Would you write out the listing verbatim and skip every picture in it?

PROVIDED RECORDS —
>>

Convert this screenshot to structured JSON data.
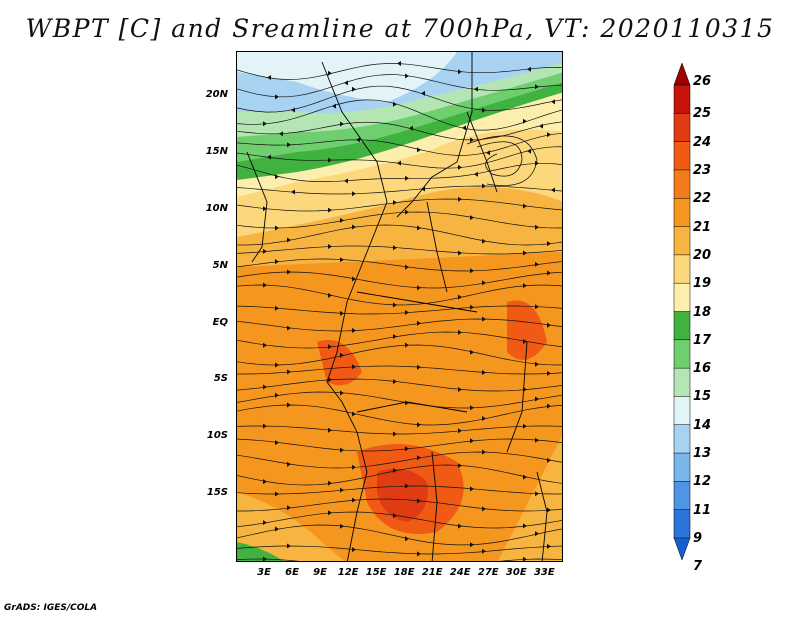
{
  "title": "WBPT [C] and Sreamline at 700hPa, VT: 2020110315",
  "footer": "GrADS: IGES/COLA",
  "map": {
    "lat_range": [
      -21,
      24
    ],
    "lon_range": [
      0,
      35
    ],
    "y_ticks": [
      {
        "value": 20,
        "label": "20N"
      },
      {
        "value": 15,
        "label": "15N"
      },
      {
        "value": 10,
        "label": "10N"
      },
      {
        "value": 5,
        "label": "5N"
      },
      {
        "value": 0,
        "label": "EQ"
      },
      {
        "value": -5,
        "label": "5S"
      },
      {
        "value": -10,
        "label": "10S"
      },
      {
        "value": -15,
        "label": "15S"
      }
    ],
    "x_ticks": [
      {
        "value": 3,
        "label": "3E"
      },
      {
        "value": 6,
        "label": "6E"
      },
      {
        "value": 9,
        "label": "9E"
      },
      {
        "value": 12,
        "label": "12E"
      },
      {
        "value": 15,
        "label": "15E"
      },
      {
        "value": 18,
        "label": "18E"
      },
      {
        "value": 21,
        "label": "21E"
      },
      {
        "value": 24,
        "label": "24E"
      },
      {
        "value": 27,
        "label": "27E"
      },
      {
        "value": 30,
        "label": "30E"
      },
      {
        "value": 33,
        "label": "33E"
      }
    ]
  },
  "colorbar": {
    "labels": [
      "26",
      "25",
      "24",
      "23",
      "22",
      "21",
      "20",
      "19",
      "18",
      "17",
      "16",
      "15",
      "14",
      "13",
      "12",
      "11",
      "9",
      "7"
    ],
    "colors": [
      "#a00000",
      "#c8140a",
      "#e03c14",
      "#f05a14",
      "#f37c1a",
      "#f5961e",
      "#f8b440",
      "#fcd77c",
      "#fcefae",
      "#3fb23f",
      "#6fcf6f",
      "#b4e6b4",
      "#e2f4f8",
      "#a8d2f2",
      "#78b6ec",
      "#4e96e4",
      "#2a74dc",
      "#1460d0"
    ]
  }
}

<<

RESPONSE FOR THIS EXERCISE —
Convert this screenshot to structured JSON data.
{
  "title": "WBPT [C] and Sreamline at 700hPa, VT: 2020110315",
  "footer": "GrADS: IGES/COLA",
  "map": {
    "lat_range": [
      -21,
      24
    ],
    "lon_range": [
      0,
      35
    ],
    "y_ticks": [
      {
        "value": 20,
        "label": "20N"
      },
      {
        "value": 15,
        "label": "15N"
      },
      {
        "value": 10,
        "label": "10N"
      },
      {
        "value": 5,
        "label": "5N"
      },
      {
        "value": 0,
        "label": "EQ"
      },
      {
        "value": -5,
        "label": "5S"
      },
      {
        "value": -10,
        "label": "10S"
      },
      {
        "value": -15,
        "label": "15S"
      }
    ],
    "x_ticks": [
      {
        "value": 3,
        "label": "3E"
      },
      {
        "value": 6,
        "label": "6E"
      },
      {
        "value": 9,
        "label": "9E"
      },
      {
        "value": 12,
        "label": "12E"
      },
      {
        "value": 15,
        "label": "15E"
      },
      {
        "value": 18,
        "label": "18E"
      },
      {
        "value": 21,
        "label": "21E"
      },
      {
        "value": 24,
        "label": "24E"
      },
      {
        "value": 27,
        "label": "27E"
      },
      {
        "value": 30,
        "label": "30E"
      },
      {
        "value": 33,
        "label": "33E"
      }
    ]
  },
  "colorbar": {
    "labels": [
      "26",
      "25",
      "24",
      "23",
      "22",
      "21",
      "20",
      "19",
      "18",
      "17",
      "16",
      "15",
      "14",
      "13",
      "12",
      "11",
      "9",
      "7"
    ],
    "colors": [
      "#a00000",
      "#c8140a",
      "#e03c14",
      "#f05a14",
      "#f37c1a",
      "#f5961e",
      "#f8b440",
      "#fcd77c",
      "#fcefae",
      "#3fb23f",
      "#6fcf6f",
      "#b4e6b4",
      "#e2f4f8",
      "#a8d2f2",
      "#78b6ec",
      "#4e96e4",
      "#2a74dc",
      "#1460d0"
    ]
  }
}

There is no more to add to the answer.